Print out each record below, unaltered and complete, without its images.

[Material supplied]:
--------------------------------

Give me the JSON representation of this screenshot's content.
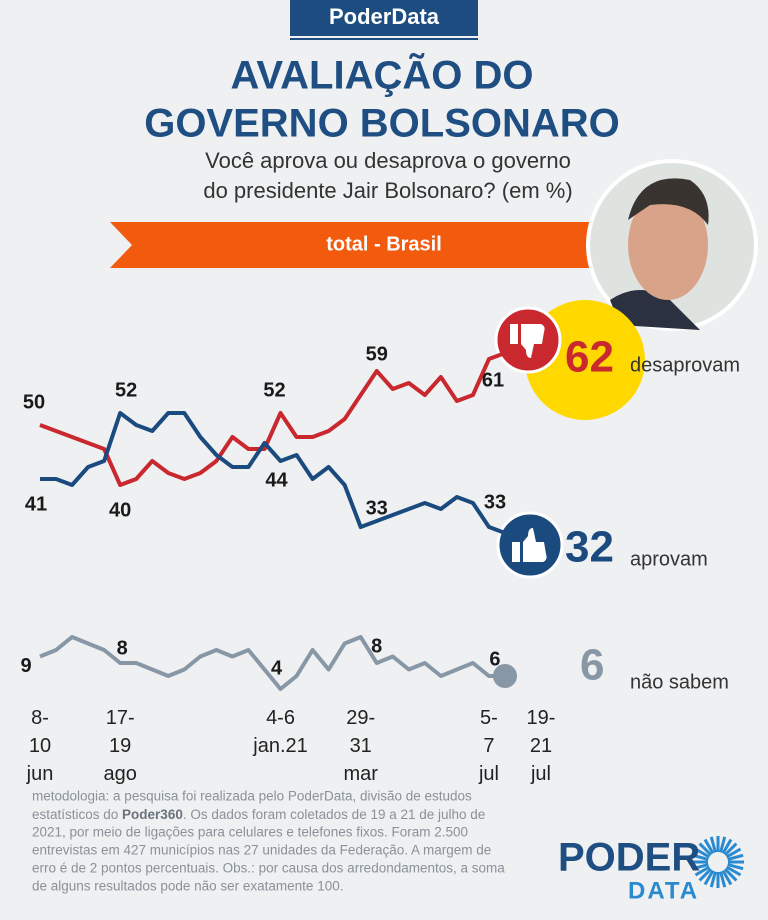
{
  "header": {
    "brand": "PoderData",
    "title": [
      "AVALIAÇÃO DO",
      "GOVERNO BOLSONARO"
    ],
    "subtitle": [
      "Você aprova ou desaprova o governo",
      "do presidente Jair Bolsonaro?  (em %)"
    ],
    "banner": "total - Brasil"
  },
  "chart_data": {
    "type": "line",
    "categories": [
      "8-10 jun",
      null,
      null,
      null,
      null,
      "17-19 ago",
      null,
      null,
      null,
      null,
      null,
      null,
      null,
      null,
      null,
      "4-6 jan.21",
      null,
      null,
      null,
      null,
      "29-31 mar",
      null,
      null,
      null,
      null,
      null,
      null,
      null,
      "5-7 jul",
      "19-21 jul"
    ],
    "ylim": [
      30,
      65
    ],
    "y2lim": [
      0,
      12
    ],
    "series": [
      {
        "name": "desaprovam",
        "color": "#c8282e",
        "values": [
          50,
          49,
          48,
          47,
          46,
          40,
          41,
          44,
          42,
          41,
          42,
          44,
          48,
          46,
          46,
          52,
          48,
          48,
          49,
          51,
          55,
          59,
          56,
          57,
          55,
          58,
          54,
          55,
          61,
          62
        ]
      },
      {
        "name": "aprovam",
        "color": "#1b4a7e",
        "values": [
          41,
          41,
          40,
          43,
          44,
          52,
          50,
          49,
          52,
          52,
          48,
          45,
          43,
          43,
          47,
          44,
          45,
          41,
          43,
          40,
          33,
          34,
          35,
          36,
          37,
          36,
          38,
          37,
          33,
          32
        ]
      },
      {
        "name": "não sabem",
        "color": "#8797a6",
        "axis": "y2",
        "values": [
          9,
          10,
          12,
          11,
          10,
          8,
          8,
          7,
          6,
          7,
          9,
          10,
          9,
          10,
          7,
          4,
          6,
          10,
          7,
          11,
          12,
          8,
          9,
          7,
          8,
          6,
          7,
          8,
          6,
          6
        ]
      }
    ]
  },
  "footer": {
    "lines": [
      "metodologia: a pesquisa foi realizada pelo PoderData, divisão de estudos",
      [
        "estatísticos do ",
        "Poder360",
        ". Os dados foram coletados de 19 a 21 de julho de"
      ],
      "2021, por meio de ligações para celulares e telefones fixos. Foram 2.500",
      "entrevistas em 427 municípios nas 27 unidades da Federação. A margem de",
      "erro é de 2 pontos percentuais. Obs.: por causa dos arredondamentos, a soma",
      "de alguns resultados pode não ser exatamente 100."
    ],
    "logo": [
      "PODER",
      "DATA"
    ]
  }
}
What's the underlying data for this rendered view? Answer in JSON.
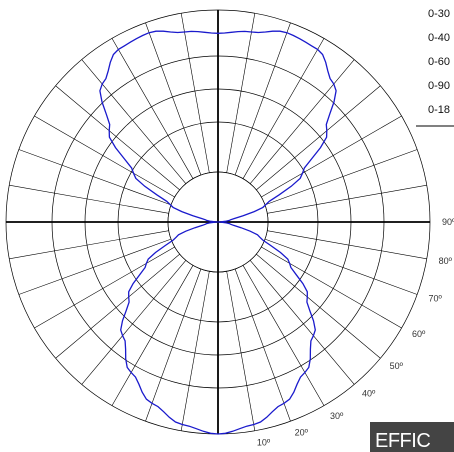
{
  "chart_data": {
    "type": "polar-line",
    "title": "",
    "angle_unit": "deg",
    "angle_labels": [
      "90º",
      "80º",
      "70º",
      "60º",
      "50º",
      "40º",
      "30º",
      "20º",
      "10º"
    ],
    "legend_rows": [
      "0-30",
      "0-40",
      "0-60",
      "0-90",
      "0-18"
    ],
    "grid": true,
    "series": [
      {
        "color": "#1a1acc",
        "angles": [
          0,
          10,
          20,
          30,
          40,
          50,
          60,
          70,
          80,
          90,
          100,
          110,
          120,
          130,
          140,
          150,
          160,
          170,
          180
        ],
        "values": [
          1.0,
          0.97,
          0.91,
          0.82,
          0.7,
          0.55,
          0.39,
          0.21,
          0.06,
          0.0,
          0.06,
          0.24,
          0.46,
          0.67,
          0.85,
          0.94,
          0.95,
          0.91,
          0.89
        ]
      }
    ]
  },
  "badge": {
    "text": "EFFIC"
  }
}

--------------------------------

[Exercise answer]:
Give me the JSON representation of this screenshot's content.
{
  "header": {
    "brand": "PoderData",
    "title": [
      "AVALIAÇÃO DO",
      "GOVERNO BOLSONARO"
    ],
    "subtitle": [
      "Você aprova ou desaprova o governo",
      "do presidente Jair Bolsonaro?  (em %)"
    ],
    "banner": "total - Brasil"
  },
  "chart_data": {
    "type": "line",
    "categories": [
      "8-10 jun",
      null,
      null,
      null,
      null,
      "17-19 ago",
      null,
      null,
      null,
      null,
      null,
      null,
      null,
      null,
      null,
      "4-6 jan.21",
      null,
      null,
      null,
      null,
      "29-31 mar",
      null,
      null,
      null,
      null,
      null,
      null,
      null,
      "5-7 jul",
      "19-21 jul"
    ],
    "ylim": [
      30,
      65
    ],
    "y2lim": [
      0,
      12
    ],
    "series": [
      {
        "name": "desaprovam",
        "color": "#c8282e",
        "values": [
          50,
          49,
          48,
          47,
          46,
          40,
          41,
          44,
          42,
          41,
          42,
          44,
          48,
          46,
          46,
          52,
          48,
          48,
          49,
          51,
          55,
          59,
          56,
          57,
          55,
          58,
          54,
          55,
          61,
          62
        ]
      },
      {
        "name": "aprovam",
        "color": "#1b4a7e",
        "values": [
          41,
          41,
          40,
          43,
          44,
          52,
          50,
          49,
          52,
          52,
          48,
          45,
          43,
          43,
          47,
          44,
          45,
          41,
          43,
          40,
          33,
          34,
          35,
          36,
          37,
          36,
          38,
          37,
          33,
          32
        ]
      },
      {
        "name": "não sabem",
        "color": "#8797a6",
        "axis": "y2",
        "values": [
          9,
          10,
          12,
          11,
          10,
          8,
          8,
          7,
          6,
          7,
          9,
          10,
          9,
          10,
          7,
          4,
          6,
          10,
          7,
          11,
          12,
          8,
          9,
          7,
          8,
          6,
          7,
          8,
          6,
          6
        ]
      }
    ]
  },
  "footer": {
    "lines": [
      "metodologia: a pesquisa foi realizada pelo PoderData, divisão de estudos",
      [
        "estatísticos do ",
        "Poder360",
        ". Os dados foram coletados de 19 a 21 de julho de"
      ],
      "2021, por meio de ligações para celulares e telefones fixos. Foram 2.500",
      "entrevistas em 427 municípios nas 27 unidades da Federação. A margem de",
      "erro é de 2 pontos percentuais. Obs.: por causa dos arredondamentos, a soma",
      "de alguns resultados pode não ser exatamente 100."
    ],
    "logo": [
      "PODER",
      "DATA"
    ]
  }
}
What's the underlying data for this rendered view? Answer in JSON.
{
  "chart_data": {
    "type": "polar-line",
    "title": "",
    "angle_unit": "deg",
    "angle_labels": [
      "90º",
      "80º",
      "70º",
      "60º",
      "50º",
      "40º",
      "30º",
      "20º",
      "10º"
    ],
    "legend_rows": [
      "0-30",
      "0-40",
      "0-60",
      "0-90",
      "0-18"
    ],
    "grid": true,
    "series": [
      {
        "color": "#1a1acc",
        "angles": [
          0,
          10,
          20,
          30,
          40,
          50,
          60,
          70,
          80,
          90,
          100,
          110,
          120,
          130,
          140,
          150,
          160,
          170,
          180
        ],
        "values": [
          1.0,
          0.97,
          0.91,
          0.82,
          0.7,
          0.55,
          0.39,
          0.21,
          0.06,
          0.0,
          0.06,
          0.24,
          0.46,
          0.67,
          0.85,
          0.94,
          0.95,
          0.91,
          0.89
        ]
      }
    ]
  },
  "badge": {
    "text": "EFFIC"
  }
}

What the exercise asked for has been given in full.